# What you need to do:
Output every line below without omitting or altering anything.

# Exercise materials:
▼

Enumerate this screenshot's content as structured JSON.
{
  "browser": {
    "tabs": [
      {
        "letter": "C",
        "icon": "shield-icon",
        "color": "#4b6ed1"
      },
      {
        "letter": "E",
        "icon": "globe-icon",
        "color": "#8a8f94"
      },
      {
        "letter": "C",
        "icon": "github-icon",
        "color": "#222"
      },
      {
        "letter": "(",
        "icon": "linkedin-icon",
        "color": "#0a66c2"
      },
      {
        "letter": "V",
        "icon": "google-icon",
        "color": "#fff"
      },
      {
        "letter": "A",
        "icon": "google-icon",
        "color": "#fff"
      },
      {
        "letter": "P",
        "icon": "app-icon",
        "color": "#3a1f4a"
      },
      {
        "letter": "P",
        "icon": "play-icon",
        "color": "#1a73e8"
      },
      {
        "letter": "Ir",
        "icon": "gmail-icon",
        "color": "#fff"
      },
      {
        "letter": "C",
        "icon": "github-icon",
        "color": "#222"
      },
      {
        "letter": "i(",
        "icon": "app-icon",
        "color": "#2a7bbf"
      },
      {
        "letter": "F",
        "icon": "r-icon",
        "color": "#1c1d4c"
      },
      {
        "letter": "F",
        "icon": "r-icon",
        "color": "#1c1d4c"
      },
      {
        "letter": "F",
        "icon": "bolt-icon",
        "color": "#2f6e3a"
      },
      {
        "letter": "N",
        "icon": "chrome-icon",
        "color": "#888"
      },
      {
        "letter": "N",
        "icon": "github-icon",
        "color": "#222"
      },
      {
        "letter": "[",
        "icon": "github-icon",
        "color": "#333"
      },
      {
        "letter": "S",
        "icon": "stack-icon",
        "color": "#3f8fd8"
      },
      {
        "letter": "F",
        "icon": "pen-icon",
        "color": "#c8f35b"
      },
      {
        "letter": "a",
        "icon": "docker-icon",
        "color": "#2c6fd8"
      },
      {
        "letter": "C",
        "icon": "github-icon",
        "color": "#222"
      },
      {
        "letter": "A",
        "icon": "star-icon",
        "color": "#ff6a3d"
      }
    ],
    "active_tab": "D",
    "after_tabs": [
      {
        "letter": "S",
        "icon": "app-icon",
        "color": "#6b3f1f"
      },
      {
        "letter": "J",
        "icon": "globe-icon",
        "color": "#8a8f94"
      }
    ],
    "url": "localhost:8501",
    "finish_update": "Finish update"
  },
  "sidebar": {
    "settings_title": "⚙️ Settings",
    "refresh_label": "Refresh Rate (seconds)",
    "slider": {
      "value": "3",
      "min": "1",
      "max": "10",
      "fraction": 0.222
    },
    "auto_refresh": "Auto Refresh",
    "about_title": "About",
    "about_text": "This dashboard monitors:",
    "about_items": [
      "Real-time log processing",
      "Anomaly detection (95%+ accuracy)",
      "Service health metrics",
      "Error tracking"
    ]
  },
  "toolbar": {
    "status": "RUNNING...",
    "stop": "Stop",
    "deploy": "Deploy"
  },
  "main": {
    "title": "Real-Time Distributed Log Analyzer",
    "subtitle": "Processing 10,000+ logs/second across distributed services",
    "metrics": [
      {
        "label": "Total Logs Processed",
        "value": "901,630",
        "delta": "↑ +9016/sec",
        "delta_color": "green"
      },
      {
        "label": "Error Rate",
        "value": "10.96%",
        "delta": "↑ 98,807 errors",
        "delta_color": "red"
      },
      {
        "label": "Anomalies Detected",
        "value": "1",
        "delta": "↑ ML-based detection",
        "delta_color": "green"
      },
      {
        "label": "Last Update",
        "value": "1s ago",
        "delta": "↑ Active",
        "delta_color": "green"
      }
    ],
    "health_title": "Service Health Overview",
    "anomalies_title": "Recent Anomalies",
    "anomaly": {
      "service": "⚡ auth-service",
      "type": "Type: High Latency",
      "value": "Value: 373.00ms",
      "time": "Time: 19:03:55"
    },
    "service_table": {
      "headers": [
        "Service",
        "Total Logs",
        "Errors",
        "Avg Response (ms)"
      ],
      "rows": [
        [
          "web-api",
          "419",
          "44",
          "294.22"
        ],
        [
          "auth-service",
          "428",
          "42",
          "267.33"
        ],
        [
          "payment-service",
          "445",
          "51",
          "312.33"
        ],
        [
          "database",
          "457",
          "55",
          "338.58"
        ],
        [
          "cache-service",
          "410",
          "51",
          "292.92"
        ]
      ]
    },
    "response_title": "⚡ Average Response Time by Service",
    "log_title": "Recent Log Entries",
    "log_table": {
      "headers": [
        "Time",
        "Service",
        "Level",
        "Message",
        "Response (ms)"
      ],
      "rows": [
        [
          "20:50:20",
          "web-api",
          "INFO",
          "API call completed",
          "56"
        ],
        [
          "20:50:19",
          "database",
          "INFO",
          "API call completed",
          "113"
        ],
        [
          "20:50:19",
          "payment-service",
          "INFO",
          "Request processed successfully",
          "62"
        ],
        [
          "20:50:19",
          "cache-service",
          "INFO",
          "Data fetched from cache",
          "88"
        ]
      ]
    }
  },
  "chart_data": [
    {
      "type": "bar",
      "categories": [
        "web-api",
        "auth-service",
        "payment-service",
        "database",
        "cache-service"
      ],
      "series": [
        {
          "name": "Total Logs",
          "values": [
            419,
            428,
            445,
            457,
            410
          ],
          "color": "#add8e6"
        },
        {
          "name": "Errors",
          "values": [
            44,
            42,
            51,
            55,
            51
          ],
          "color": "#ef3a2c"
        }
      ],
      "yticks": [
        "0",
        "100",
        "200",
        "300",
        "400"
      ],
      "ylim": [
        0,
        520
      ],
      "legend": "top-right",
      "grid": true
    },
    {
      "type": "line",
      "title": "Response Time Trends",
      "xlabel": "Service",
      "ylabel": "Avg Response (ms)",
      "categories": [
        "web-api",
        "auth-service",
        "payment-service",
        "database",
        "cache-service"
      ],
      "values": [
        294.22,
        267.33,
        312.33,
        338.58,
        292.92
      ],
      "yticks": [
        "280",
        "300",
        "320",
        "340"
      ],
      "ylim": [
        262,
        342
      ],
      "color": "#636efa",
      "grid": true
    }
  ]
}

▲

# Written answer:
Enumerate this screenshot's content as structured JSON.
{
  "browser": {
    "tabs": [
      {
        "letter": "C",
        "icon": "shield-icon",
        "color": "#4b6ed1"
      },
      {
        "letter": "E",
        "icon": "globe-icon",
        "color": "#8a8f94"
      },
      {
        "letter": "C",
        "icon": "github-icon",
        "color": "#222"
      },
      {
        "letter": "(",
        "icon": "linkedin-icon",
        "color": "#0a66c2"
      },
      {
        "letter": "V",
        "icon": "google-icon",
        "color": "#fff"
      },
      {
        "letter": "A",
        "icon": "google-icon",
        "color": "#fff"
      },
      {
        "letter": "P",
        "icon": "app-icon",
        "color": "#3a1f4a"
      },
      {
        "letter": "P",
        "icon": "play-icon",
        "color": "#1a73e8"
      },
      {
        "letter": "Ir",
        "icon": "gmail-icon",
        "color": "#fff"
      },
      {
        "letter": "C",
        "icon": "github-icon",
        "color": "#222"
      },
      {
        "letter": "i(",
        "icon": "app-icon",
        "color": "#2a7bbf"
      },
      {
        "letter": "F",
        "icon": "r-icon",
        "color": "#1c1d4c"
      },
      {
        "letter": "F",
        "icon": "r-icon",
        "color": "#1c1d4c"
      },
      {
        "letter": "F",
        "icon": "bolt-icon",
        "color": "#2f6e3a"
      },
      {
        "letter": "N",
        "icon": "chrome-icon",
        "color": "#888"
      },
      {
        "letter": "N",
        "icon": "github-icon",
        "color": "#222"
      },
      {
        "letter": "[",
        "icon": "github-icon",
        "color": "#333"
      },
      {
        "letter": "S",
        "icon": "stack-icon",
        "color": "#3f8fd8"
      },
      {
        "letter": "F",
        "icon": "pen-icon",
        "color": "#c8f35b"
      },
      {
        "letter": "a",
        "icon": "docker-icon",
        "color": "#2c6fd8"
      },
      {
        "letter": "C",
        "icon": "github-icon",
        "color": "#222"
      },
      {
        "letter": "A",
        "icon": "star-icon",
        "color": "#ff6a3d"
      }
    ],
    "active_tab": "D",
    "after_tabs": [
      {
        "letter": "S",
        "icon": "app-icon",
        "color": "#6b3f1f"
      },
      {
        "letter": "J",
        "icon": "globe-icon",
        "color": "#8a8f94"
      }
    ],
    "url": "localhost:8501",
    "finish_update": "Finish update"
  },
  "sidebar": {
    "settings_title": "⚙️ Settings",
    "refresh_label": "Refresh Rate (seconds)",
    "slider": {
      "value": "3",
      "min": "1",
      "max": "10",
      "fraction": 0.222
    },
    "auto_refresh": "Auto Refresh",
    "about_title": "About",
    "about_text": "This dashboard monitors:",
    "about_items": [
      "Real-time log processing",
      "Anomaly detection (95%+ accuracy)",
      "Service health metrics",
      "Error tracking"
    ]
  },
  "toolbar": {
    "status": "RUNNING...",
    "stop": "Stop",
    "deploy": "Deploy"
  },
  "main": {
    "title": "Real-Time Distributed Log Analyzer",
    "subtitle": "Processing 10,000+ logs/second across distributed services",
    "metrics": [
      {
        "label": "Total Logs Processed",
        "value": "901,630",
        "delta": "↑ +9016/sec",
        "delta_color": "green"
      },
      {
        "label": "Error Rate",
        "value": "10.96%",
        "delta": "↑ 98,807 errors",
        "delta_color": "red"
      },
      {
        "label": "Anomalies Detected",
        "value": "1",
        "delta": "↑ ML-based detection",
        "delta_color": "green"
      },
      {
        "label": "Last Update",
        "value": "1s ago",
        "delta": "↑ Active",
        "delta_color": "green"
      }
    ],
    "health_title": "Service Health Overview",
    "anomalies_title": "Recent Anomalies",
    "anomaly": {
      "service": "⚡ auth-service",
      "type": "Type: High Latency",
      "value": "Value: 373.00ms",
      "time": "Time: 19:03:55"
    },
    "service_table": {
      "headers": [
        "Service",
        "Total Logs",
        "Errors",
        "Avg Response (ms)"
      ],
      "rows": [
        [
          "web-api",
          "419",
          "44",
          "294.22"
        ],
        [
          "auth-service",
          "428",
          "42",
          "267.33"
        ],
        [
          "payment-service",
          "445",
          "51",
          "312.33"
        ],
        [
          "database",
          "457",
          "55",
          "338.58"
        ],
        [
          "cache-service",
          "410",
          "51",
          "292.92"
        ]
      ]
    },
    "response_title": "⚡ Average Response Time by Service",
    "log_title": "Recent Log Entries",
    "log_table": {
      "headers": [
        "Time",
        "Service",
        "Level",
        "Message",
        "Response (ms)"
      ],
      "rows": [
        [
          "20:50:20",
          "web-api",
          "INFO",
          "API call completed",
          "56"
        ],
        [
          "20:50:19",
          "database",
          "INFO",
          "API call completed",
          "113"
        ],
        [
          "20:50:19",
          "payment-service",
          "INFO",
          "Request processed successfully",
          "62"
        ],
        [
          "20:50:19",
          "cache-service",
          "INFO",
          "Data fetched from cache",
          "88"
        ]
      ]
    }
  },
  "chart_data": [
    {
      "type": "bar",
      "categories": [
        "web-api",
        "auth-service",
        "payment-service",
        "database",
        "cache-service"
      ],
      "series": [
        {
          "name": "Total Logs",
          "values": [
            419,
            428,
            445,
            457,
            410
          ],
          "color": "#add8e6"
        },
        {
          "name": "Errors",
          "values": [
            44,
            42,
            51,
            55,
            51
          ],
          "color": "#ef3a2c"
        }
      ],
      "yticks": [
        "0",
        "100",
        "200",
        "300",
        "400"
      ],
      "ylim": [
        0,
        520
      ],
      "legend": "top-right",
      "grid": true
    },
    {
      "type": "line",
      "title": "Response Time Trends",
      "xlabel": "Service",
      "ylabel": "Avg Response (ms)",
      "categories": [
        "web-api",
        "auth-service",
        "payment-service",
        "database",
        "cache-service"
      ],
      "values": [
        294.22,
        267.33,
        312.33,
        338.58,
        292.92
      ],
      "yticks": [
        "280",
        "300",
        "320",
        "340"
      ],
      "ylim": [
        262,
        342
      ],
      "color": "#636efa",
      "grid": true
    }
  ]
}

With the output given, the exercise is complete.